Data to use:

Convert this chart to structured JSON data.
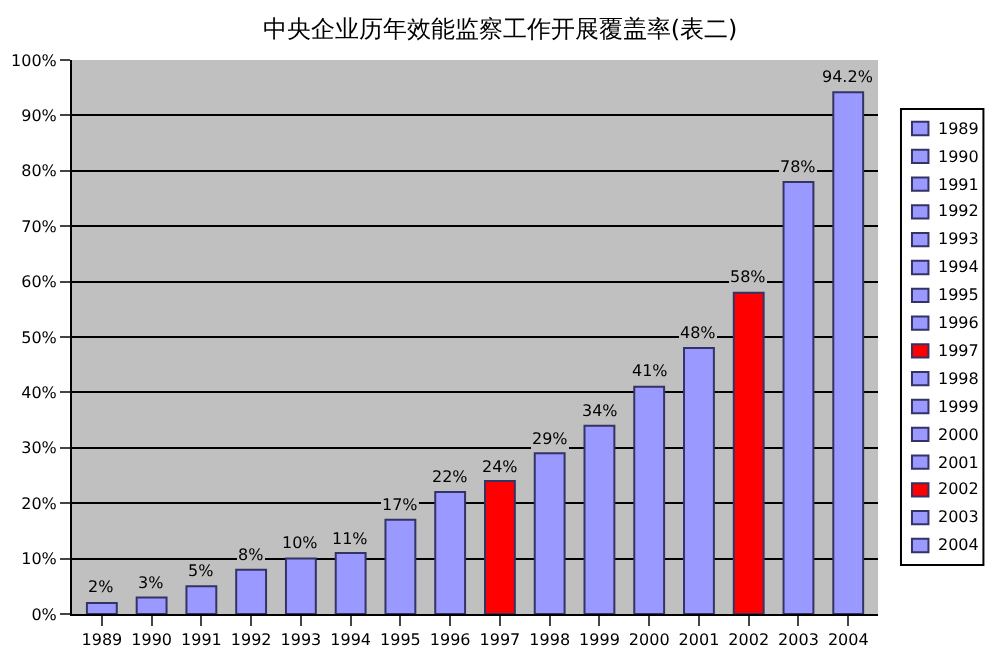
{
  "chart_data": {
    "type": "bar",
    "title": "中央企业历年效能监察工作开展覆盖率(表二)",
    "categories": [
      "1989",
      "1990",
      "1991",
      "1992",
      "1993",
      "1994",
      "1995",
      "1996",
      "1997",
      "1998",
      "1999",
      "2000",
      "2001",
      "2002",
      "2003",
      "2004"
    ],
    "series": [
      {
        "name": "1989",
        "color": "#9999ff",
        "values": [
          2,
          null,
          null,
          null,
          null,
          null,
          null,
          null,
          null,
          null,
          null,
          null,
          null,
          null,
          null,
          null
        ],
        "value_labels": [
          "2%",
          null,
          null,
          null,
          null,
          null,
          null,
          null,
          null,
          null,
          null,
          null,
          null,
          null,
          null,
          null
        ]
      },
      {
        "name": "1990",
        "color": "#9999ff",
        "values": [
          null,
          3,
          null,
          null,
          null,
          null,
          null,
          null,
          null,
          null,
          null,
          null,
          null,
          null,
          null,
          null
        ],
        "value_labels": [
          null,
          "3%",
          null,
          null,
          null,
          null,
          null,
          null,
          null,
          null,
          null,
          null,
          null,
          null,
          null,
          null
        ]
      },
      {
        "name": "1991",
        "color": "#9999ff",
        "values": [
          null,
          null,
          5,
          null,
          null,
          null,
          null,
          null,
          null,
          null,
          null,
          null,
          null,
          null,
          null,
          null
        ],
        "value_labels": [
          null,
          null,
          "5%",
          null,
          null,
          null,
          null,
          null,
          null,
          null,
          null,
          null,
          null,
          null,
          null,
          null
        ]
      },
      {
        "name": "1992",
        "color": "#9999ff",
        "values": [
          null,
          null,
          null,
          8,
          null,
          null,
          null,
          null,
          null,
          null,
          null,
          null,
          null,
          null,
          null,
          null
        ],
        "value_labels": [
          null,
          null,
          null,
          "8%",
          null,
          null,
          null,
          null,
          null,
          null,
          null,
          null,
          null,
          null,
          null,
          null
        ]
      },
      {
        "name": "1993",
        "color": "#9999ff",
        "values": [
          null,
          null,
          null,
          null,
          10,
          null,
          null,
          null,
          null,
          null,
          null,
          null,
          null,
          null,
          null,
          null
        ],
        "value_labels": [
          null,
          null,
          null,
          null,
          "10%",
          null,
          null,
          null,
          null,
          null,
          null,
          null,
          null,
          null,
          null,
          null
        ]
      },
      {
        "name": "1994",
        "color": "#9999ff",
        "values": [
          null,
          null,
          null,
          null,
          null,
          11,
          null,
          null,
          null,
          null,
          null,
          null,
          null,
          null,
          null,
          null
        ],
        "value_labels": [
          null,
          null,
          null,
          null,
          null,
          "11%",
          null,
          null,
          null,
          null,
          null,
          null,
          null,
          null,
          null,
          null
        ]
      },
      {
        "name": "1995",
        "color": "#9999ff",
        "values": [
          null,
          null,
          null,
          null,
          null,
          null,
          17,
          null,
          null,
          null,
          null,
          null,
          null,
          null,
          null,
          null
        ],
        "value_labels": [
          null,
          null,
          null,
          null,
          null,
          null,
          "17%",
          null,
          null,
          null,
          null,
          null,
          null,
          null,
          null,
          null
        ]
      },
      {
        "name": "1996",
        "color": "#9999ff",
        "values": [
          null,
          null,
          null,
          null,
          null,
          null,
          null,
          22,
          null,
          null,
          null,
          null,
          null,
          null,
          null,
          null
        ],
        "value_labels": [
          null,
          null,
          null,
          null,
          null,
          null,
          null,
          "22%",
          null,
          null,
          null,
          null,
          null,
          null,
          null,
          null
        ]
      },
      {
        "name": "1997",
        "color": "#ff0000",
        "values": [
          null,
          null,
          null,
          null,
          null,
          null,
          null,
          null,
          24,
          null,
          null,
          null,
          null,
          null,
          null,
          null
        ],
        "value_labels": [
          null,
          null,
          null,
          null,
          null,
          null,
          null,
          null,
          "24%",
          null,
          null,
          null,
          null,
          null,
          null,
          null
        ]
      },
      {
        "name": "1998",
        "color": "#9999ff",
        "values": [
          null,
          null,
          null,
          null,
          null,
          null,
          null,
          null,
          null,
          29,
          null,
          null,
          null,
          null,
          null,
          null
        ],
        "value_labels": [
          null,
          null,
          null,
          null,
          null,
          null,
          null,
          null,
          null,
          "29%",
          null,
          null,
          null,
          null,
          null,
          null
        ]
      },
      {
        "name": "1999",
        "color": "#9999ff",
        "values": [
          null,
          null,
          null,
          null,
          null,
          null,
          null,
          null,
          null,
          null,
          34,
          null,
          null,
          null,
          null,
          null
        ],
        "value_labels": [
          null,
          null,
          null,
          null,
          null,
          null,
          null,
          null,
          null,
          null,
          "34%",
          null,
          null,
          null,
          null,
          null
        ]
      },
      {
        "name": "2000",
        "color": "#9999ff",
        "values": [
          null,
          null,
          null,
          null,
          null,
          null,
          null,
          null,
          null,
          null,
          null,
          41,
          null,
          null,
          null,
          null
        ],
        "value_labels": [
          null,
          null,
          null,
          null,
          null,
          null,
          null,
          null,
          null,
          null,
          null,
          "41%",
          null,
          null,
          null,
          null
        ]
      },
      {
        "name": "2001",
        "color": "#9999ff",
        "values": [
          null,
          null,
          null,
          null,
          null,
          null,
          null,
          null,
          null,
          null,
          null,
          null,
          48,
          null,
          null,
          null
        ],
        "value_labels": [
          null,
          null,
          null,
          null,
          null,
          null,
          null,
          null,
          null,
          null,
          null,
          null,
          "48%",
          null,
          null,
          null
        ]
      },
      {
        "name": "2002",
        "color": "#ff0000",
        "values": [
          null,
          null,
          null,
          null,
          null,
          null,
          null,
          null,
          null,
          null,
          null,
          null,
          null,
          58,
          null,
          null
        ],
        "value_labels": [
          null,
          null,
          null,
          null,
          null,
          null,
          null,
          null,
          null,
          null,
          null,
          null,
          null,
          "58%",
          null,
          null
        ]
      },
      {
        "name": "2003",
        "color": "#9999ff",
        "values": [
          null,
          null,
          null,
          null,
          null,
          null,
          null,
          null,
          null,
          null,
          null,
          null,
          null,
          null,
          78,
          null
        ],
        "value_labels": [
          null,
          null,
          null,
          null,
          null,
          null,
          null,
          null,
          null,
          null,
          null,
          null,
          null,
          null,
          "78%",
          null
        ]
      },
      {
        "name": "2004",
        "color": "#9999ff",
        "values": [
          null,
          null,
          null,
          null,
          null,
          null,
          null,
          null,
          null,
          null,
          null,
          null,
          null,
          null,
          null,
          94.2
        ],
        "value_labels": [
          null,
          null,
          null,
          null,
          null,
          null,
          null,
          null,
          null,
          null,
          null,
          null,
          null,
          null,
          null,
          "94.2%"
        ]
      }
    ],
    "ylim": [
      0,
      100
    ],
    "yticks": [
      {
        "value": 0,
        "label": "0%"
      },
      {
        "value": 10,
        "label": "10%"
      },
      {
        "value": 20,
        "label": "20%"
      },
      {
        "value": 30,
        "label": "30%"
      },
      {
        "value": 40,
        "label": "40%"
      },
      {
        "value": 50,
        "label": "50%"
      },
      {
        "value": 60,
        "label": "60%"
      },
      {
        "value": 70,
        "label": "70%"
      },
      {
        "value": 80,
        "label": "80%"
      },
      {
        "value": 90,
        "label": "90%"
      },
      {
        "value": 100,
        "label": "100%"
      }
    ],
    "grid": "y",
    "legend": "right"
  }
}
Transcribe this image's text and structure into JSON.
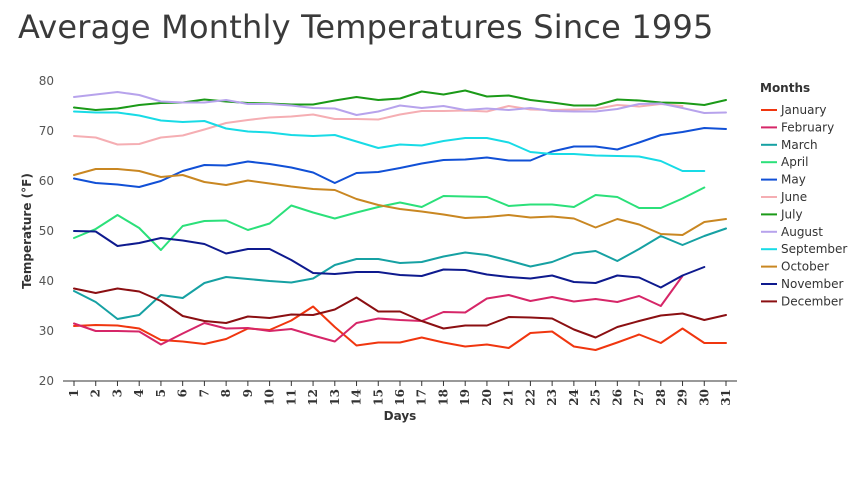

Your instructions:
Return the listing above unchanged, apart from dropping its pictures.

Output of the task:
Convert this chart to structured JSON data.
{
  "chart_data": {
    "type": "bar",
    "title": "中央企业历年效能监察工作开展覆盖率(表二)",
    "categories": [
      "1989",
      "1990",
      "1991",
      "1992",
      "1993",
      "1994",
      "1995",
      "1996",
      "1997",
      "1998",
      "1999",
      "2000",
      "2001",
      "2002",
      "2003",
      "2004"
    ],
    "series": [
      {
        "name": "1989",
        "color": "#9999ff",
        "values": [
          2,
          null,
          null,
          null,
          null,
          null,
          null,
          null,
          null,
          null,
          null,
          null,
          null,
          null,
          null,
          null
        ],
        "value_labels": [
          "2%",
          null,
          null,
          null,
          null,
          null,
          null,
          null,
          null,
          null,
          null,
          null,
          null,
          null,
          null,
          null
        ]
      },
      {
        "name": "1990",
        "color": "#9999ff",
        "values": [
          null,
          3,
          null,
          null,
          null,
          null,
          null,
          null,
          null,
          null,
          null,
          null,
          null,
          null,
          null,
          null
        ],
        "value_labels": [
          null,
          "3%",
          null,
          null,
          null,
          null,
          null,
          null,
          null,
          null,
          null,
          null,
          null,
          null,
          null,
          null
        ]
      },
      {
        "name": "1991",
        "color": "#9999ff",
        "values": [
          null,
          null,
          5,
          null,
          null,
          null,
          null,
          null,
          null,
          null,
          null,
          null,
          null,
          null,
          null,
          null
        ],
        "value_labels": [
          null,
          null,
          "5%",
          null,
          null,
          null,
          null,
          null,
          null,
          null,
          null,
          null,
          null,
          null,
          null,
          null
        ]
      },
      {
        "name": "1992",
        "color": "#9999ff",
        "values": [
          null,
          null,
          null,
          8,
          null,
          null,
          null,
          null,
          null,
          null,
          null,
          null,
          null,
          null,
          null,
          null
        ],
        "value_labels": [
          null,
          null,
          null,
          "8%",
          null,
          null,
          null,
          null,
          null,
          null,
          null,
          null,
          null,
          null,
          null,
          null
        ]
      },
      {
        "name": "1993",
        "color": "#9999ff",
        "values": [
          null,
          null,
          null,
          null,
          10,
          null,
          null,
          null,
          null,
          null,
          null,
          null,
          null,
          null,
          null,
          null
        ],
        "value_labels": [
          null,
          null,
          null,
          null,
          "10%",
          null,
          null,
          null,
          null,
          null,
          null,
          null,
          null,
          null,
          null,
          null
        ]
      },
      {
        "name": "1994",
        "color": "#9999ff",
        "values": [
          null,
          null,
          null,
          null,
          null,
          11,
          null,
          null,
          null,
          null,
          null,
          null,
          null,
          null,
          null,
          null
        ],
        "value_labels": [
          null,
          null,
          null,
          null,
          null,
          "11%",
          null,
          null,
          null,
          null,
          null,
          null,
          null,
          null,
          null,
          null
        ]
      },
      {
        "name": "1995",
        "color": "#9999ff",
        "values": [
          null,
          null,
          null,
          null,
          null,
          null,
          17,
          null,
          null,
          null,
          null,
          null,
          null,
          null,
          null,
          null
        ],
        "value_labels": [
          null,
          null,
          null,
          null,
          null,
          null,
          "17%",
          null,
          null,
          null,
          null,
          null,
          null,
          null,
          null,
          null
        ]
      },
      {
        "name": "1996",
        "color": "#9999ff",
        "values": [
          null,
          null,
          null,
          null,
          null,
          null,
          null,
          22,
          null,
          null,
          null,
          null,
          null,
          null,
          null,
          null
        ],
        "value_labels": [
          null,
          null,
          null,
          null,
          null,
          null,
          null,
          "22%",
          null,
          null,
          null,
          null,
          null,
          null,
          null,
          null
        ]
      },
      {
        "name": "1997",
        "color": "#ff0000",
        "values": [
          null,
          null,
          null,
          null,
          null,
          null,
          null,
          null,
          24,
          null,
          null,
          null,
          null,
          null,
          null,
          null
        ],
        "value_labels": [
          null,
          null,
          null,
          null,
          null,
          null,
          null,
          null,
          "24%",
          null,
          null,
          null,
          null,
          null,
          null,
          null
        ]
      },
      {
        "name": "1998",
        "color": "#9999ff",
        "values": [
          null,
          null,
          null,
          null,
          null,
          null,
          null,
          null,
          null,
          29,
          null,
          null,
          null,
          null,
          null,
          null
        ],
        "value_labels": [
          null,
          null,
          null,
          null,
          null,
          null,
          null,
          null,
          null,
          "29%",
          null,
          null,
          null,
          null,
          null,
          null
        ]
      },
      {
        "name": "1999",
        "color": "#9999ff",
        "values": [
          null,
          null,
          null,
          null,
          null,
          null,
          null,
          null,
          null,
          null,
          34,
          null,
          null,
          null,
          null,
          null
        ],
        "value_labels": [
          null,
          null,
          null,
          null,
          null,
          null,
          null,
          null,
          null,
          null,
          "34%",
          null,
          null,
          null,
          null,
          null
        ]
      },
      {
        "name": "2000",
        "color": "#9999ff",
        "values": [
          null,
          null,
          null,
          null,
          null,
          null,
          null,
          null,
          null,
          null,
          null,
          41,
          null,
          null,
          null,
          null
        ],
        "value_labels": [
          null,
          null,
          null,
          null,
          null,
          null,
          null,
          null,
          null,
          null,
          null,
          "41%",
          null,
          null,
          null,
          null
        ]
      },
      {
        "name": "2001",
        "color": "#9999ff",
        "values": [
          null,
          null,
          null,
          null,
          null,
          null,
          null,
          null,
          null,
          null,
          null,
          null,
          48,
          null,
          null,
          null
        ],
        "value_labels": [
          null,
          null,
          null,
          null,
          null,
          null,
          null,
          null,
          null,
          null,
          null,
          null,
          "48%",
          null,
          null,
          null
        ]
      },
      {
        "name": "2002",
        "color": "#ff0000",
        "values": [
          null,
          null,
          null,
          null,
          null,
          null,
          null,
          null,
          null,
          null,
          null,
          null,
          null,
          58,
          null,
          null
        ],
        "value_labels": [
          null,
          null,
          null,
          null,
          null,
          null,
          null,
          null,
          null,
          null,
          null,
          null,
          null,
          "58%",
          null,
          null
        ]
      },
      {
        "name": "2003",
        "color": "#9999ff",
        "values": [
          null,
          null,
          null,
          null,
          null,
          null,
          null,
          null,
          null,
          null,
          null,
          null,
          null,
          null,
          78,
          null
        ],
        "value_labels": [
          null,
          null,
          null,
          null,
          null,
          null,
          null,
          null,
          null,
          null,
          null,
          null,
          null,
          null,
          "78%",
          null
        ]
      },
      {
        "name": "2004",
        "color": "#9999ff",
        "values": [
          null,
          null,
          null,
          null,
          null,
          null,
          null,
          null,
          null,
          null,
          null,
          null,
          null,
          null,
          null,
          94.2
        ],
        "value_labels": [
          null,
          null,
          null,
          null,
          null,
          null,
          null,
          null,
          null,
          null,
          null,
          null,
          null,
          null,
          null,
          "94.2%"
        ]
      }
    ],
    "ylim": [
      0,
      100
    ],
    "yticks": [
      {
        "value": 0,
        "label": "0%"
      },
      {
        "value": 10,
        "label": "10%"
      },
      {
        "value": 20,
        "label": "20%"
      },
      {
        "value": 30,
        "label": "30%"
      },
      {
        "value": 40,
        "label": "40%"
      },
      {
        "value": 50,
        "label": "50%"
      },
      {
        "value": 60,
        "label": "60%"
      },
      {
        "value": 70,
        "label": "70%"
      },
      {
        "value": 80,
        "label": "80%"
      },
      {
        "value": 90,
        "label": "90%"
      },
      {
        "value": 100,
        "label": "100%"
      }
    ],
    "grid": "y",
    "legend": "right"
  }
}
Transcribe this image's text and structure into JSON.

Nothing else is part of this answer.